PROMPT:
Reproduce all the entries exactly and keep the pictures out.

####

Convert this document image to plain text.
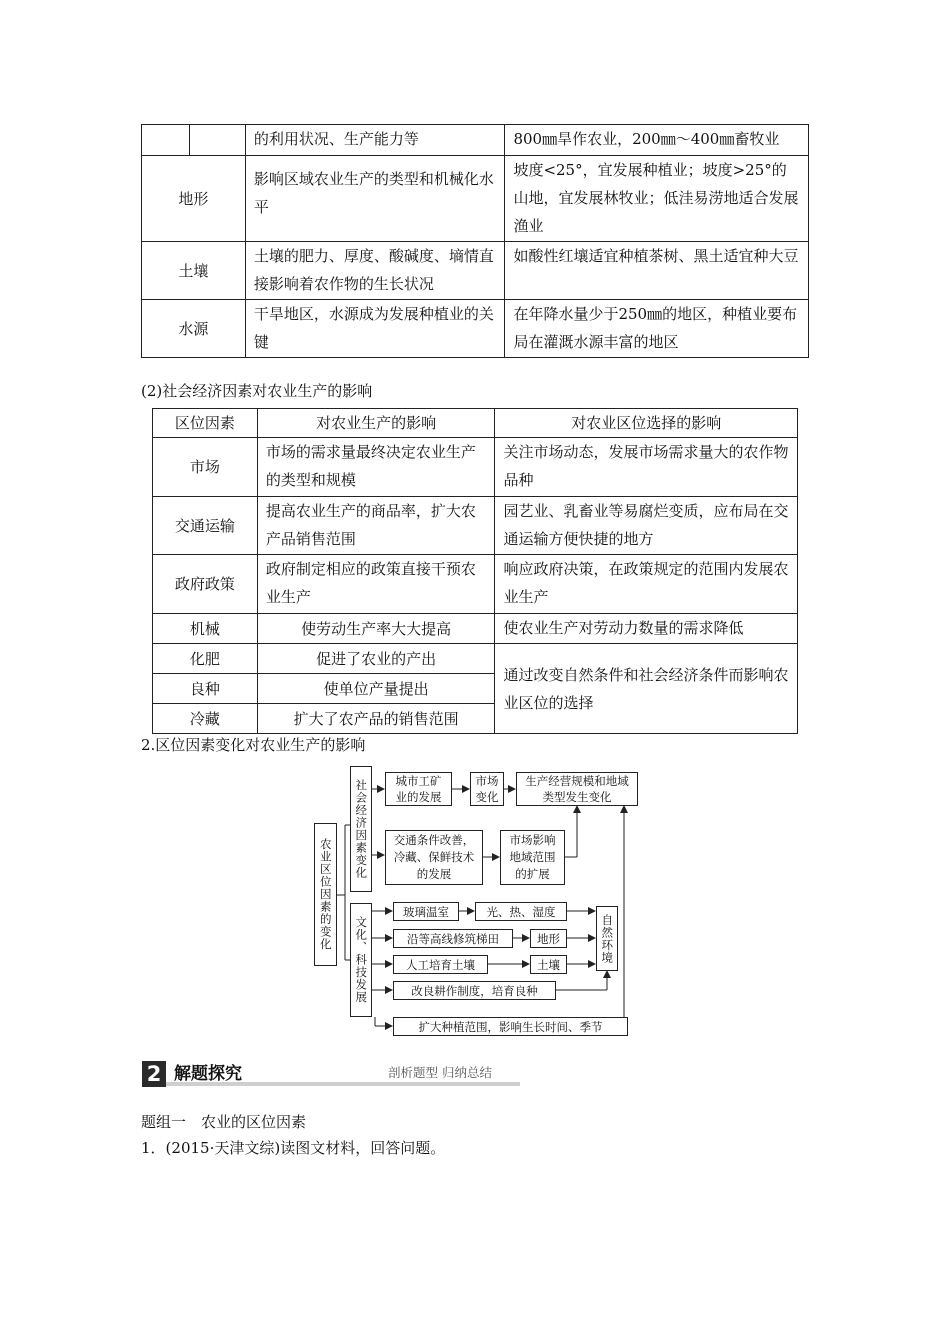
		的利用状况、生产能力等	800㎜旱作农业，200㎜～400㎜畜牧业
地形		影响区域农业生产的类型和机械化水平	坡度<25°，宜发展种植业；坡度>25°的山地，宜发展林牧业；低洼易涝地适合发展渔业
土壤		土壤的肥力、厚度、酸碱度、墒情直接影响着农作物的生长状况	如酸性红壤适宜种植茶树、黑土适宜种大豆
水源		干旱地区，水源成为发展种植业的关键	在年降水量少于250㎜的地区，种植业要布局在灌溉水源丰富的地区
(2)社会经济因素对农业生产的影响
区位因素	对农业生产的影响	对农业区位选择的影响
市场	市场的需求量最终决定农业生产的类型和规模	关注市场动态，发展市场需求量大的农作物品种
交通运输	提高农业生产的商品率，扩大农产品销售范围	园艺业、乳畜业等易腐烂变质，应布局在交通运输方便快捷的地方
政府政策	政府制定相应的政策直接干预农业生产	响应政府决策，在政策规定的范围内发展农业生产
机械	使劳动生产率大大提高	使农业生产对劳动力数量的需求降低
化肥	促进了农业的产出	通过改变自然条件和社会经济条件而影响农业区位的选择
良种	使单位产量提出	
冷藏	扩大了农产品的销售范围	
2.区位因素变化对农业生产的影响
农业区位因素的变化
社会经济因素变化
文化、科技发展
城市工矿业的发展
市场变化
生产经营规模和地域类型发生变化
交通条件改善，冷藏、保鲜技术的发展
市场影响地域范围的扩展
玻璃温室
沿等高线修筑梯田
人工培育土壤
光、热、湿度
地形
土壤
自然环境
改良耕作制度，培育良种
扩大种植范围，影响生长时间、季节
2 解题探究	剖析题型 归纳总结
题组一　农业的区位因素
1．(2015·天津文综)读图文材料，回答问题。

####

EXERCISE ANSWER:
Convert this document image to plain text.
		的利用状况、生产能力等	800㎜旱作农业，200㎜～400㎜畜牧业
地形		影响区域农业生产的类型和机械化水平	坡度<25°，宜发展种植业；坡度>25°的山地，宜发展林牧业；低洼易涝地适合发展渔业
土壤		土壤的肥力、厚度、酸碱度、墒情直接影响着农作物的生长状况	如酸性红壤适宜种植茶树、黑土适宜种大豆
水源		干旱地区，水源成为发展种植业的关键	在年降水量少于250㎜的地区，种植业要布局在灌溉水源丰富的地区
(2)社会经济因素对农业生产的影响
区位因素	对农业生产的影响	对农业区位选择的影响
市场	市场的需求量最终决定农业生产的类型和规模	关注市场动态，发展市场需求量大的农作物品种
交通运输	提高农业生产的商品率，扩大农产品销售范围	园艺业、乳畜业等易腐烂变质，应布局在交通运输方便快捷的地方
政府政策	政府制定相应的政策直接干预农业生产	响应政府决策，在政策规定的范围内发展农业生产
机械	使劳动生产率大大提高	使农业生产对劳动力数量的需求降低
化肥	促进了农业的产出	通过改变自然条件和社会经济条件而影响农业区位的选择
良种	使单位产量提出	
冷藏	扩大了农产品的销售范围	
2.区位因素变化对农业生产的影响
农业区位因素的变化
社会经济因素变化
文化、科技发展
城市工矿业的发展
市场变化
生产经营规模和地域类型发生变化
交通条件改善，冷藏、保鲜技术的发展
市场影响地域范围的扩展
玻璃温室
沿等高线修筑梯田
人工培育土壤
光、热、湿度
地形
土壤
自然环境
改良耕作制度，培育良种
扩大种植范围，影响生长时间、季节
2 解题探究	剖析题型 归纳总结
题组一　农业的区位因素
1．(2015·天津文综)读图文材料，回答问题。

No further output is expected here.